_EXERCISE INSTRUCTIONS:_
State how many lines hold the string "color". Give the number and nothing else.

Dataset listings of figures:
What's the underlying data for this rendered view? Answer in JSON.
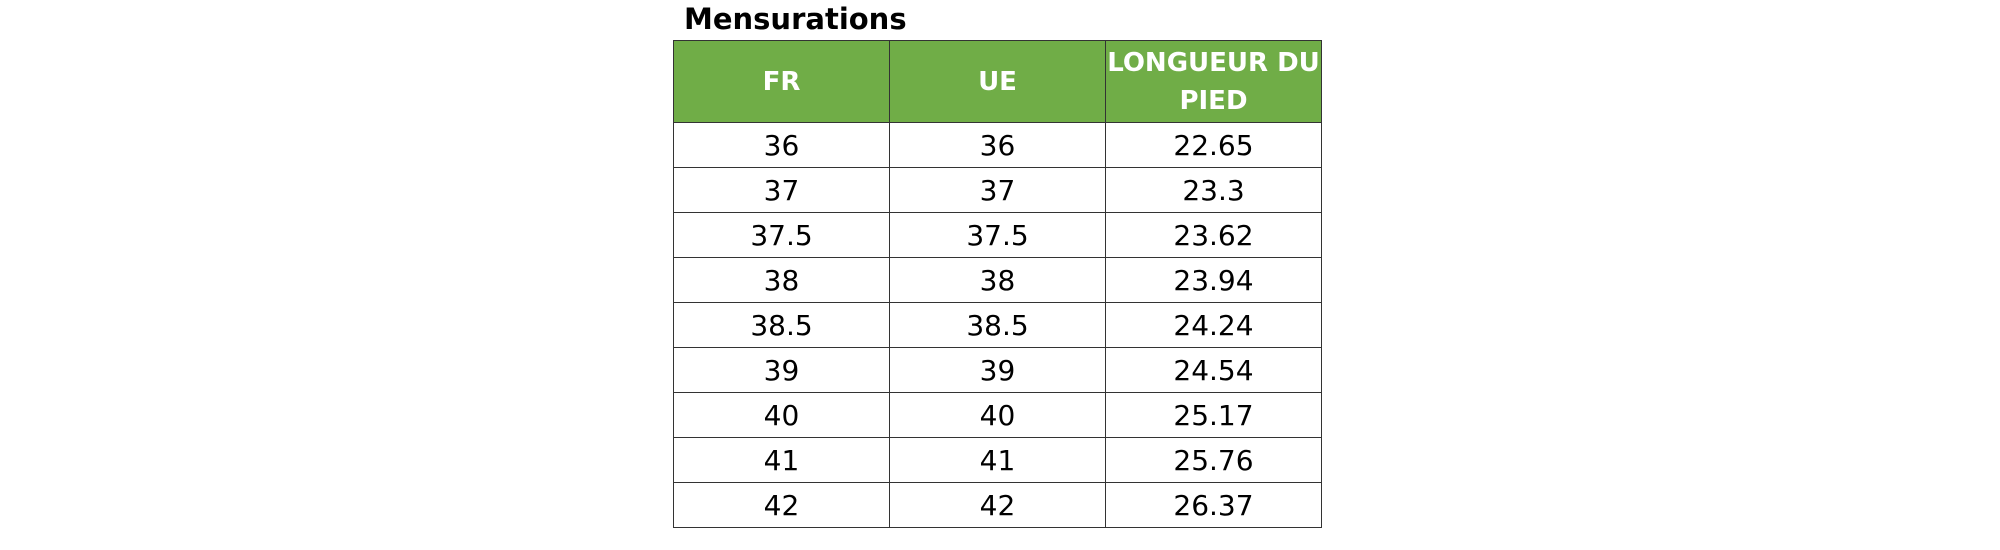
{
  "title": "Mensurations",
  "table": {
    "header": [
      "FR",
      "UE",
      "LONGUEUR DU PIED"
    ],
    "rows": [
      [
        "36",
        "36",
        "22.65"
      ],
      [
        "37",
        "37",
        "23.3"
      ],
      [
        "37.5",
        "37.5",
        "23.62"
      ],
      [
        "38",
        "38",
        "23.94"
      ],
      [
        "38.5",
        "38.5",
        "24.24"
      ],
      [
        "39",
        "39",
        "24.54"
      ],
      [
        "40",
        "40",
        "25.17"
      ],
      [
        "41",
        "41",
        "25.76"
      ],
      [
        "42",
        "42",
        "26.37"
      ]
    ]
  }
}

--

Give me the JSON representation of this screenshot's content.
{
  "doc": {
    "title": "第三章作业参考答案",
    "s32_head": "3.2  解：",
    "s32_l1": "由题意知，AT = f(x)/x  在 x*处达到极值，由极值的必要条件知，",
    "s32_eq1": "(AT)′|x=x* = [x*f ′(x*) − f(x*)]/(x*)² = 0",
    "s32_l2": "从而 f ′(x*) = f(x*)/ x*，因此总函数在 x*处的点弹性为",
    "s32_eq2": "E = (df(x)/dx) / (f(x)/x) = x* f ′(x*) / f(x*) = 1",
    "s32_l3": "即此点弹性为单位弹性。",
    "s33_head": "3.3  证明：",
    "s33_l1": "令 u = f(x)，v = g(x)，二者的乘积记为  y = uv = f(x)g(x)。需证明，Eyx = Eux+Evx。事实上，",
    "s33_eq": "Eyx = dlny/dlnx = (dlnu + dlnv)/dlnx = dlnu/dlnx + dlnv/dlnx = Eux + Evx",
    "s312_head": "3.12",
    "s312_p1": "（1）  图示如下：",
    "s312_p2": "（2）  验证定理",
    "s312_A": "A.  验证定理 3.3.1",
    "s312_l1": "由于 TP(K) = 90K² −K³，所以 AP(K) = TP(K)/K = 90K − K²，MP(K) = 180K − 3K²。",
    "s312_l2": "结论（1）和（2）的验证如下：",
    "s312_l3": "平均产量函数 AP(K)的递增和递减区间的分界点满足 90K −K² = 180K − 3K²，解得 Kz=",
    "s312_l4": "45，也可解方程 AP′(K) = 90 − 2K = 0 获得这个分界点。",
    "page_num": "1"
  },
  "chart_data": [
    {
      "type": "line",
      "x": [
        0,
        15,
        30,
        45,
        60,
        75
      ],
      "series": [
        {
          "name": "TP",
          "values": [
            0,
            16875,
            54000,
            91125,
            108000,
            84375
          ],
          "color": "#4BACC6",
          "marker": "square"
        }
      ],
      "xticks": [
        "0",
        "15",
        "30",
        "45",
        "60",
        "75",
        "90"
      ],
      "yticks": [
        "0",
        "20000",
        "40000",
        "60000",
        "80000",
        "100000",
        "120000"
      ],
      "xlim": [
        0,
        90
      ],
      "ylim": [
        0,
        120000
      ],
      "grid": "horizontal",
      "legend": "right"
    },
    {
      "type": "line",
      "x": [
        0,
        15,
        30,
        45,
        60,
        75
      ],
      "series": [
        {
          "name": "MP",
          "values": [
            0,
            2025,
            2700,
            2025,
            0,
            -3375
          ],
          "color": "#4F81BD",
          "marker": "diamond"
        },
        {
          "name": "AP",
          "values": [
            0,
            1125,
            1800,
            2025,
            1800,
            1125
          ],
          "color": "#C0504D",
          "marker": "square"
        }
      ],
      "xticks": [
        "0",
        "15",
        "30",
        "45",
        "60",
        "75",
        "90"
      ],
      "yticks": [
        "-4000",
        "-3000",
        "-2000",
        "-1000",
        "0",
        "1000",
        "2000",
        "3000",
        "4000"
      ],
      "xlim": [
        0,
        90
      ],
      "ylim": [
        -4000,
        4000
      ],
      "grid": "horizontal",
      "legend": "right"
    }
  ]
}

_RESPONSE FOR THIS EXERCISE:_
3